#### EXERCISE MATERIAL ####

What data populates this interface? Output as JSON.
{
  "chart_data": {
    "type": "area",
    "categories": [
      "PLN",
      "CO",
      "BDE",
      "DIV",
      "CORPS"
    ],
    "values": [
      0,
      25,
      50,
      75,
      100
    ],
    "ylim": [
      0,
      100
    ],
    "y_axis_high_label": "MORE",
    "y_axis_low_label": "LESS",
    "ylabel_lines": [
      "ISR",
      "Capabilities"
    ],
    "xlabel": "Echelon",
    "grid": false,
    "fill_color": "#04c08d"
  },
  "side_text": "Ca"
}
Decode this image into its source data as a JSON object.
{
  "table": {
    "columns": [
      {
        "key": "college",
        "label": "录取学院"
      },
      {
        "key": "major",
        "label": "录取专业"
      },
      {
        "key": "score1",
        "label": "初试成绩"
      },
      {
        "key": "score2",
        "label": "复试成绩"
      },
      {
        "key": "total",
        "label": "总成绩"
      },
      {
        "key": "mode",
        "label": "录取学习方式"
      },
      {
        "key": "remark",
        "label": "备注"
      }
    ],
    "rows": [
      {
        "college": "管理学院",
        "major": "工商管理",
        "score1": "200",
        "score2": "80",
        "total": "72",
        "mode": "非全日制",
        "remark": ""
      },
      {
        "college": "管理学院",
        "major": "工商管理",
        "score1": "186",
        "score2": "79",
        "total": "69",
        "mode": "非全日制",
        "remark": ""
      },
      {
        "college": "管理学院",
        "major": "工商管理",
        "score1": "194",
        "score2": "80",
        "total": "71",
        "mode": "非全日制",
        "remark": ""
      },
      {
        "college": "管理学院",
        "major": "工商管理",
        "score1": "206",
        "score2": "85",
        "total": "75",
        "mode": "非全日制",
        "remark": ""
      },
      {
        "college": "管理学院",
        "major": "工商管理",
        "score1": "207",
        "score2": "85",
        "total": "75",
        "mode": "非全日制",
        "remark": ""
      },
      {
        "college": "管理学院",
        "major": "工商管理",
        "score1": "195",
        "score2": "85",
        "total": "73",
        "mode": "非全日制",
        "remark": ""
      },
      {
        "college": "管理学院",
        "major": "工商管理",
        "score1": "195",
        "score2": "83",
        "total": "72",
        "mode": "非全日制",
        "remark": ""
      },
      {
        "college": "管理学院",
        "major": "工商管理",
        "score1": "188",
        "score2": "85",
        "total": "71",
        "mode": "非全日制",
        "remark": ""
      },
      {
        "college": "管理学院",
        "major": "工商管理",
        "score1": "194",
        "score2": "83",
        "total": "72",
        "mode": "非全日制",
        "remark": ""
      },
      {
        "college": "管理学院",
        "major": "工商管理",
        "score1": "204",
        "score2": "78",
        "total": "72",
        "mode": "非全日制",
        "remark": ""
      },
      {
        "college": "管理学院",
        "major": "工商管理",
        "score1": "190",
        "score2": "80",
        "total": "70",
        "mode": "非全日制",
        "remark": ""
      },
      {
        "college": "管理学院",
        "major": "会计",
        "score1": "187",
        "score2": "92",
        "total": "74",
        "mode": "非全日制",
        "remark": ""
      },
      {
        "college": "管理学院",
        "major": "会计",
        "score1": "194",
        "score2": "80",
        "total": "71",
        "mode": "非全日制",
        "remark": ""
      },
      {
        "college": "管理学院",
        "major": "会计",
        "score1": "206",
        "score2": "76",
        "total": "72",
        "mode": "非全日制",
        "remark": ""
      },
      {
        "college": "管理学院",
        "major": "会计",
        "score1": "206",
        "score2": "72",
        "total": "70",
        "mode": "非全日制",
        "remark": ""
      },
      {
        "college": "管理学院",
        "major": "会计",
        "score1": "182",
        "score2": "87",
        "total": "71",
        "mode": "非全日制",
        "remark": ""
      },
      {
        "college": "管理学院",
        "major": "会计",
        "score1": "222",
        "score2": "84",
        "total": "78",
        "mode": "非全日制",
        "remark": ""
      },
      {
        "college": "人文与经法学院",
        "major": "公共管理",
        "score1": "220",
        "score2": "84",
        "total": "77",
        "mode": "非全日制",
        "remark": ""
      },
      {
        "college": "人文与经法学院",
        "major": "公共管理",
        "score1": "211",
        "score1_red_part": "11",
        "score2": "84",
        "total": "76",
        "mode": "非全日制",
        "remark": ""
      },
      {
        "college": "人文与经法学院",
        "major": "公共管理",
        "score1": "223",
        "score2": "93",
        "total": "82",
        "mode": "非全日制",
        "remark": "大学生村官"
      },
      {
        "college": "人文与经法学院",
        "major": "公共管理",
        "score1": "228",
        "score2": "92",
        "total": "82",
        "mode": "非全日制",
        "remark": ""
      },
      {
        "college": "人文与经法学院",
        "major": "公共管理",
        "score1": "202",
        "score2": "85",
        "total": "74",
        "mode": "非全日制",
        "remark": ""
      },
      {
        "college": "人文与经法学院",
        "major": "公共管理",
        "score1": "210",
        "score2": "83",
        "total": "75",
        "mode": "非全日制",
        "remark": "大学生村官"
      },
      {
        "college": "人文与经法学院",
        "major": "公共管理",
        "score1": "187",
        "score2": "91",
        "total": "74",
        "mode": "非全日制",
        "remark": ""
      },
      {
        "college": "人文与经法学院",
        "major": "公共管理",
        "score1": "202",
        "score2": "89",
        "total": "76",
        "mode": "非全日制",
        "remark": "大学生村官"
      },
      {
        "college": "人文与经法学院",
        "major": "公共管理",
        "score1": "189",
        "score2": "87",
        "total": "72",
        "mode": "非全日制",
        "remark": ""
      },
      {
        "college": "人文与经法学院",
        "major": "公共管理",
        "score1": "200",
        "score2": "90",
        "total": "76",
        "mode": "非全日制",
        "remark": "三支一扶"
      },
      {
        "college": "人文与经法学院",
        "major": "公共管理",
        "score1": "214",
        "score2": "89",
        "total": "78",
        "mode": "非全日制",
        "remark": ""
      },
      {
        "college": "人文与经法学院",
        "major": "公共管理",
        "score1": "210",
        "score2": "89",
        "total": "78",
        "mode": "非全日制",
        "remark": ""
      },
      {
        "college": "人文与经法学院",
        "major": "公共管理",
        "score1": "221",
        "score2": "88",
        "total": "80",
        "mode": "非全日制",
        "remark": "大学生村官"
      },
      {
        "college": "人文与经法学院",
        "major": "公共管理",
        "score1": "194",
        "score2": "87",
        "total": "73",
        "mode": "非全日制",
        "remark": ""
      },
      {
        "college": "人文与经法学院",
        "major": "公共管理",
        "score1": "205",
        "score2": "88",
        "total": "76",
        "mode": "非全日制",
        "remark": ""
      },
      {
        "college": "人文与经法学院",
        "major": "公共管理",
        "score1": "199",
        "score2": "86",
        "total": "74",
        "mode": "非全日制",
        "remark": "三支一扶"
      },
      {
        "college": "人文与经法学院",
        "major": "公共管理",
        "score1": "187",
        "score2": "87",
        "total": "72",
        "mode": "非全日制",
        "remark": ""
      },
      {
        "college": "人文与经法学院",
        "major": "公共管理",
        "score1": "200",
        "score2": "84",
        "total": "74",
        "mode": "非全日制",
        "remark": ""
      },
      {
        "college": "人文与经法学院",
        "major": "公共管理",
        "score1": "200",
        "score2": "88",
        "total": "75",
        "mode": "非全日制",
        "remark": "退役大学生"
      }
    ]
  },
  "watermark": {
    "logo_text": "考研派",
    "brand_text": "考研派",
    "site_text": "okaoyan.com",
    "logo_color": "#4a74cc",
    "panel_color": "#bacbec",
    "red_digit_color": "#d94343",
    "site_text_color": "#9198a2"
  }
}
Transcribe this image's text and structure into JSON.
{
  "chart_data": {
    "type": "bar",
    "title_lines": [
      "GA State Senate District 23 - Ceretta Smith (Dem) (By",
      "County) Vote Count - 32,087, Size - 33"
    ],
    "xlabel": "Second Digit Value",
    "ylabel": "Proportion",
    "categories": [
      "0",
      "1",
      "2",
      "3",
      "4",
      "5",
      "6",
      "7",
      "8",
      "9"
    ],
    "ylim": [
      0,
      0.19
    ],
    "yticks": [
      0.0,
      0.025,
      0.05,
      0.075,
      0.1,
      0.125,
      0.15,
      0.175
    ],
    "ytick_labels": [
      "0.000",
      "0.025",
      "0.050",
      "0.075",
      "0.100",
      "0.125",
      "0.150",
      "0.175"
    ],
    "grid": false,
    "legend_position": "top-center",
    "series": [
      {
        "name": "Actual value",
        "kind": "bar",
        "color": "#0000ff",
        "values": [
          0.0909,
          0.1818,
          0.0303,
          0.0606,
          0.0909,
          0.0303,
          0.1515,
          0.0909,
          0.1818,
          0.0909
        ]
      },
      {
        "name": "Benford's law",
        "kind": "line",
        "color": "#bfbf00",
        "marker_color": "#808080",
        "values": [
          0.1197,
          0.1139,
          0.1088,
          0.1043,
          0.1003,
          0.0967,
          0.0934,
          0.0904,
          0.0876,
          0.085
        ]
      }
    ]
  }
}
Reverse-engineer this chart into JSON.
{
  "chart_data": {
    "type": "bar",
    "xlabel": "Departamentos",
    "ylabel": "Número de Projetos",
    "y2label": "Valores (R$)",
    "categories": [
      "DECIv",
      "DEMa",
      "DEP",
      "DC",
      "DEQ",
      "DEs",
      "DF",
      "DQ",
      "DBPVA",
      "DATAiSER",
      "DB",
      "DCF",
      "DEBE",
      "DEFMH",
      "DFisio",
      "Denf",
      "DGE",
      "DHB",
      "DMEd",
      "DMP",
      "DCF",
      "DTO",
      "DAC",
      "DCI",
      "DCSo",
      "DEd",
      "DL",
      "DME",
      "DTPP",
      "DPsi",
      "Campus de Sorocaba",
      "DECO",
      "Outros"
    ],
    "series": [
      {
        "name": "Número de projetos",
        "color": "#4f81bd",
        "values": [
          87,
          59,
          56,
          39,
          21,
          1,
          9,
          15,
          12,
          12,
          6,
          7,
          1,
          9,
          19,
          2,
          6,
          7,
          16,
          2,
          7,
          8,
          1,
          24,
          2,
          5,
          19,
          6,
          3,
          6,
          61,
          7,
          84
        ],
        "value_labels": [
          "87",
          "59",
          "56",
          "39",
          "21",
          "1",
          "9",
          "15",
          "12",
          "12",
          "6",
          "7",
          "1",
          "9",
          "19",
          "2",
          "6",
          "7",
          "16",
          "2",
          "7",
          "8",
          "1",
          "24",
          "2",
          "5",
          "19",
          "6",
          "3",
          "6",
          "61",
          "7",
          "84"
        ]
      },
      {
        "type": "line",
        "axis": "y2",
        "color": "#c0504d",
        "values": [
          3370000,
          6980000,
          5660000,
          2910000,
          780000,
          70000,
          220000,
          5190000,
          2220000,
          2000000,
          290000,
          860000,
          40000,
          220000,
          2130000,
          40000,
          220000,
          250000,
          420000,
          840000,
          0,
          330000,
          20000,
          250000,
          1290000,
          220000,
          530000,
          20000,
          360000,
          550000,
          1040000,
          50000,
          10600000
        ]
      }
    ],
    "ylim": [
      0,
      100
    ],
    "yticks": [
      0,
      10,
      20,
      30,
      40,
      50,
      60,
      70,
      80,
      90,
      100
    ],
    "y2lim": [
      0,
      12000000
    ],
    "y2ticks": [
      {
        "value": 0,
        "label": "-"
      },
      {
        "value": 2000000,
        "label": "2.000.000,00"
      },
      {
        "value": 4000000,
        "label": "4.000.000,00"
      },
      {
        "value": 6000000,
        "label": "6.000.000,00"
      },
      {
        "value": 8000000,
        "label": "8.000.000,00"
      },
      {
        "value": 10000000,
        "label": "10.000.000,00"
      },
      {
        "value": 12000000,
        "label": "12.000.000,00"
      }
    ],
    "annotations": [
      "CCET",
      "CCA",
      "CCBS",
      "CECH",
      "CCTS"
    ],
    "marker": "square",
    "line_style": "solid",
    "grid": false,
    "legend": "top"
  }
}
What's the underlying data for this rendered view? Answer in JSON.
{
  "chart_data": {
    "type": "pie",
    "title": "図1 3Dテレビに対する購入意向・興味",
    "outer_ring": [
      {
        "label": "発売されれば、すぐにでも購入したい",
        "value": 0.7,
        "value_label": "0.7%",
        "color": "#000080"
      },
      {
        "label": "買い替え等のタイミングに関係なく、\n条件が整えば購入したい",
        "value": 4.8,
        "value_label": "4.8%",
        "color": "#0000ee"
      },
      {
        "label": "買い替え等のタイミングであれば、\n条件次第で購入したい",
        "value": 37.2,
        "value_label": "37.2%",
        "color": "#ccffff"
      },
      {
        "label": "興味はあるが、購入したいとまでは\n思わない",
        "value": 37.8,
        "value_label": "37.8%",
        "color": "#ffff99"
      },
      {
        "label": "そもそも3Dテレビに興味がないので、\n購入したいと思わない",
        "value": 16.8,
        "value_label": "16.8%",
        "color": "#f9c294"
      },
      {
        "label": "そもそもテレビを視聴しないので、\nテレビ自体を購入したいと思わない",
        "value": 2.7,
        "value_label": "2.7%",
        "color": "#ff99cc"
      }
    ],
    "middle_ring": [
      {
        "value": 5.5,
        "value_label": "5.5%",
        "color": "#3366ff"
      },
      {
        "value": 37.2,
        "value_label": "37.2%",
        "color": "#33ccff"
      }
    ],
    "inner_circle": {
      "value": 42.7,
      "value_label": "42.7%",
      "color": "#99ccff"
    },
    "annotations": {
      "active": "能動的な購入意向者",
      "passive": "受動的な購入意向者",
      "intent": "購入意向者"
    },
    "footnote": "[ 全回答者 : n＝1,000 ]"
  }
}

####

* GIVEN TASK *
State the number of lines holding the word "Número" in the listing. Add nothing else.

* FINISHED EXERCISE *
2